**Task details**
Omit the pictures and output every entry below exactly as written.

**Records for this exercise**

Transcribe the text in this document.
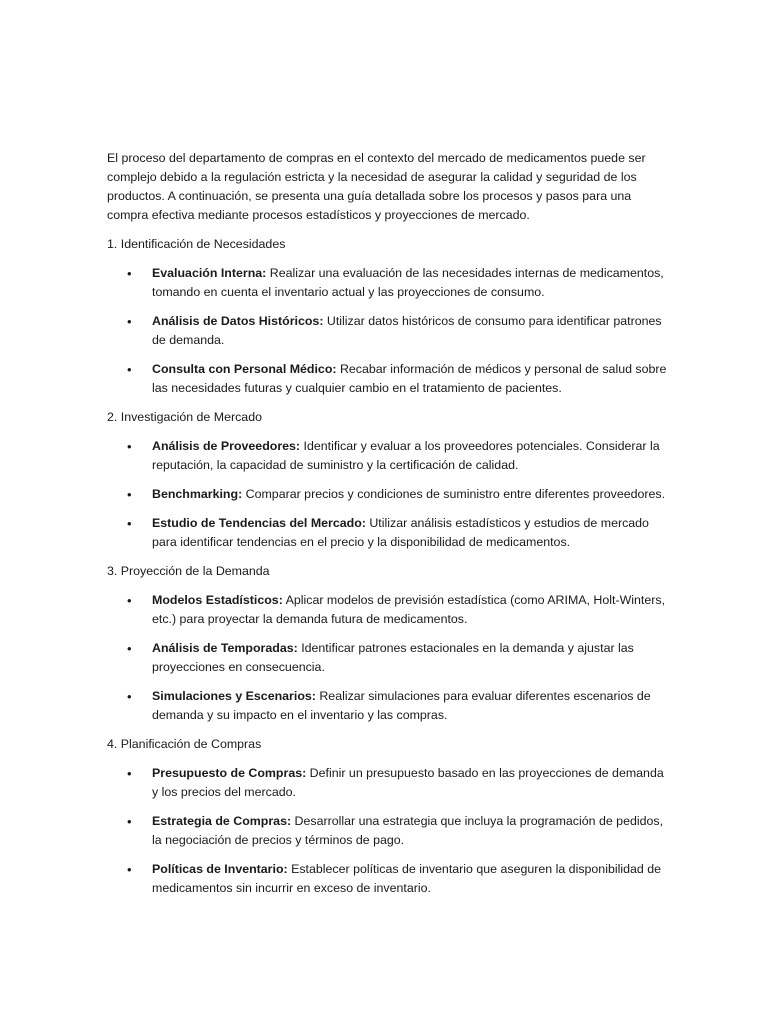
El proceso del departamento de compras en el contexto del mercado de medicamentos puede ser complejo debido a la regulación estricta y la necesidad de asegurar la calidad y seguridad de los productos. A continuación, se presenta una guía detallada sobre los procesos y pasos para una compra efectiva mediante procesos estadísticos y proyecciones de mercado.

1. Identificación de Necesidades

• Evaluación Interna: Realizar una evaluación de las necesidades internas de medicamentos, tomando en cuenta el inventario actual y las proyecciones de consumo.
• Análisis de Datos Históricos: Utilizar datos históricos de consumo para identificar patrones de demanda.
• Consulta con Personal Médico: Recabar información de médicos y personal de salud sobre las necesidades futuras y cualquier cambio en el tratamiento de pacientes.

2. Investigación de Mercado

• Análisis de Proveedores: Identificar y evaluar a los proveedores potenciales. Considerar la reputación, la capacidad de suministro y la certificación de calidad.
• Benchmarking: Comparar precios y condiciones de suministro entre diferentes proveedores.
• Estudio de Tendencias del Mercado: Utilizar análisis estadísticos y estudios de mercado para identificar tendencias en el precio y la disponibilidad de medicamentos.

3. Proyección de la Demanda

• Modelos Estadísticos: Aplicar modelos de previsión estadística (como ARIMA, Holt-Winters, etc.) para proyectar la demanda futura de medicamentos.
• Análisis de Temporadas: Identificar patrones estacionales en la demanda y ajustar las proyecciones en consecuencia.
• Simulaciones y Escenarios: Realizar simulaciones para evaluar diferentes escenarios de demanda y su impacto en el inventario y las compras.

4. Planificación de Compras

• Presupuesto de Compras: Definir un presupuesto basado en las proyecciones de demanda y los precios del mercado.
• Estrategia de Compras: Desarrollar una estrategia que incluya la programación de pedidos, la negociación de precios y términos de pago.
• Políticas de Inventario: Establecer políticas de inventario que aseguren la disponibilidad de medicamentos sin incurrir en exceso de inventario.
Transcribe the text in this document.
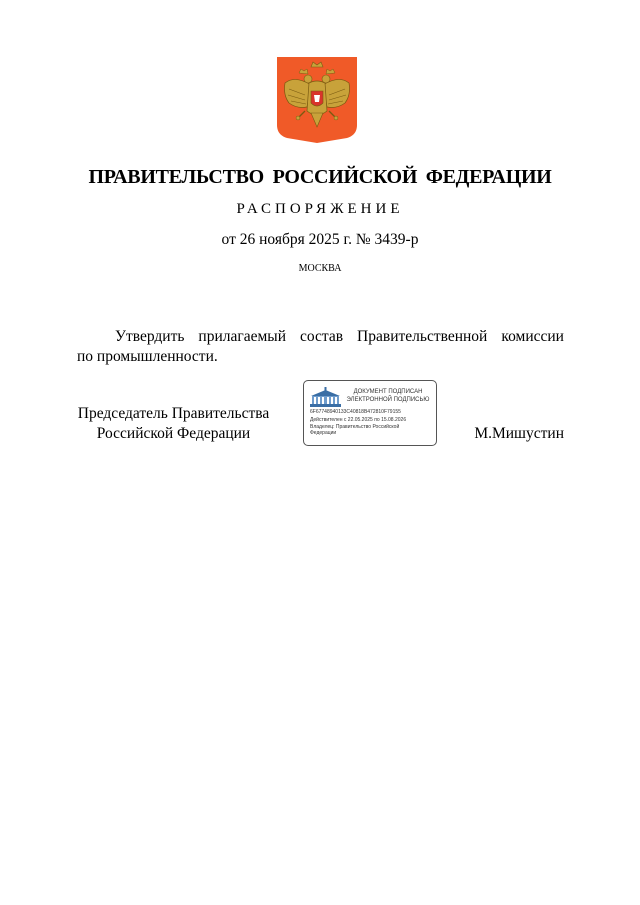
ПРАВИТЕЛЬСТВО РОССИЙСКОЙ ФЕДЕРАЦИИ
РАСПОРЯЖЕНИЕ
от 26 ноября 2025 г. № 3439-р
МОСКВА
Утвердить прилагаемый состав Правительственной комиссии
по промышленности.
Председатель Правительства
Российской Федерации
ДОКУМЕНТ ПОДПИСАН
ЭЛЕКТРОННОЙ ПОДПИСЬЮ
6F67748940133C40818B472810F79155
Действителен с 22.05.2025 по 15.08.2026
Владелец: Правительство Российской
Федерации	М.Мишустин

**The response**
Transcribe the text in this document.
El proceso del departamento de compras en el contexto del mercado de medicamentos puede ser complejo debido a la regulación estricta y la necesidad de asegurar la calidad y seguridad de los productos. A continuación, se presenta una guía detallada sobre los procesos y pasos para una compra efectiva mediante procesos estadísticos y proyecciones de mercado.

1. Identificación de Necesidades

• Evaluación Interna: Realizar una evaluación de las necesidades internas de medicamentos, tomando en cuenta el inventario actual y las proyecciones de consumo.
• Análisis de Datos Históricos: Utilizar datos históricos de consumo para identificar patrones de demanda.
• Consulta con Personal Médico: Recabar información de médicos y personal de salud sobre las necesidades futuras y cualquier cambio en el tratamiento de pacientes.

2. Investigación de Mercado

• Análisis de Proveedores: Identificar y evaluar a los proveedores potenciales. Considerar la reputación, la capacidad de suministro y la certificación de calidad.
• Benchmarking: Comparar precios y condiciones de suministro entre diferentes proveedores.
• Estudio de Tendencias del Mercado: Utilizar análisis estadísticos y estudios de mercado para identificar tendencias en el precio y la disponibilidad de medicamentos.

3. Proyección de la Demanda

• Modelos Estadísticos: Aplicar modelos de previsión estadística (como ARIMA, Holt-Winters, etc.) para proyectar la demanda futura de medicamentos.
• Análisis de Temporadas: Identificar patrones estacionales en la demanda y ajustar las proyecciones en consecuencia.
• Simulaciones y Escenarios: Realizar simulaciones para evaluar diferentes escenarios de demanda y su impacto en el inventario y las compras.

4. Planificación de Compras

• Presupuesto de Compras: Definir un presupuesto basado en las proyecciones de demanda y los precios del mercado.
• Estrategia de Compras: Desarrollar una estrategia que incluya la programación de pedidos, la negociación de precios y términos de pago.
• Políticas de Inventario: Establecer políticas de inventario que aseguren la disponibilidad de medicamentos sin incurrir en exceso de inventario.
Transcribe the text in this document.
ПРАВИТЕЛЬСТВО РОССИЙСКОЙ ФЕДЕРАЦИИ
РАСПОРЯЖЕНИЕ
от 26 ноября 2025 г. № 3439-р
МОСКВА
Утвердить прилагаемый состав Правительственной комиссии
по промышленности.
Председатель Правительства
Российской Федерации
ДОКУМЕНТ ПОДПИСАН
ЭЛЕКТРОННОЙ ПОДПИСЬЮ
6F67748940133C40818B472810F79155
Действителен с 22.05.2025 по 15.08.2026
Владелец: Правительство Российской
Федерации	М.Мишустин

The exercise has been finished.